A block of data:
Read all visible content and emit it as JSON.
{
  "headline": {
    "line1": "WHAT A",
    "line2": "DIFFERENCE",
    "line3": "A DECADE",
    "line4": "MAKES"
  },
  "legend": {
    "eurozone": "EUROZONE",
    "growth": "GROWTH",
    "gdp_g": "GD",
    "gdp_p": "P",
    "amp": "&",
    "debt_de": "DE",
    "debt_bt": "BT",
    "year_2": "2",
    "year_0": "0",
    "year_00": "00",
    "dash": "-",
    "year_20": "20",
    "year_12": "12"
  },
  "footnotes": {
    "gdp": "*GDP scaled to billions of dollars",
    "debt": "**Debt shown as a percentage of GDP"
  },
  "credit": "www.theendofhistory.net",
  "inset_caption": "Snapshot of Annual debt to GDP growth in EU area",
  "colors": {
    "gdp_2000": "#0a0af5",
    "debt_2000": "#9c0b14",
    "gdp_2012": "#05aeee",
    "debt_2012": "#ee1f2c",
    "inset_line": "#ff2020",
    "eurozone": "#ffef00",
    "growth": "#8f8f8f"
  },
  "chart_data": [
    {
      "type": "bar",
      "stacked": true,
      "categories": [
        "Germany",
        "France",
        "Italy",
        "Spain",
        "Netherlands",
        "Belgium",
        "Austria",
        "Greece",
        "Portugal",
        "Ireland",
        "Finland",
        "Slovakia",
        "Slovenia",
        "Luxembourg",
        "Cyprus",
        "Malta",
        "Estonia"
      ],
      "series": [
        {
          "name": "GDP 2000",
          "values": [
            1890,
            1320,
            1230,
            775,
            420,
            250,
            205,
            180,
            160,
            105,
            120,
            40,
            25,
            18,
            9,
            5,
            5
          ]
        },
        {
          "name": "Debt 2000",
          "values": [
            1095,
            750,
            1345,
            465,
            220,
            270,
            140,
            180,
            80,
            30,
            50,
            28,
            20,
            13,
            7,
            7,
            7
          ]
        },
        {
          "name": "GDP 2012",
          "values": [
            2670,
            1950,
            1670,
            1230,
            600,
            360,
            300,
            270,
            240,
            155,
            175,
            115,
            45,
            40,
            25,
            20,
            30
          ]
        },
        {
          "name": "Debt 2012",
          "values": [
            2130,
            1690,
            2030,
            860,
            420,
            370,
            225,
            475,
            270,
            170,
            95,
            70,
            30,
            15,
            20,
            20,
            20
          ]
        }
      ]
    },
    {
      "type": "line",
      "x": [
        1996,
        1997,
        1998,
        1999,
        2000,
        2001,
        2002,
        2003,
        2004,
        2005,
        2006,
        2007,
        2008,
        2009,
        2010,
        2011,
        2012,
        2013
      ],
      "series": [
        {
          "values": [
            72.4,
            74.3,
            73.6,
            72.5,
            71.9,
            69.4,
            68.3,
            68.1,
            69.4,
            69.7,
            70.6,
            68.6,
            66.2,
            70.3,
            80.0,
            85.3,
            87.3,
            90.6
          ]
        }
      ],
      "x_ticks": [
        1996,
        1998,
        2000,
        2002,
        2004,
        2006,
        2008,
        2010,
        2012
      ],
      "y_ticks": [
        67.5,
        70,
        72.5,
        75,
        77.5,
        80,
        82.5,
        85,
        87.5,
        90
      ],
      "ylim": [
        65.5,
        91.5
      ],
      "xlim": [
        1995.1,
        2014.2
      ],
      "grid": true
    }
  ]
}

Goal:
What is the number of lines in the listing above that contain the string "eurozone"? Give only the number.

Answer to this task:
2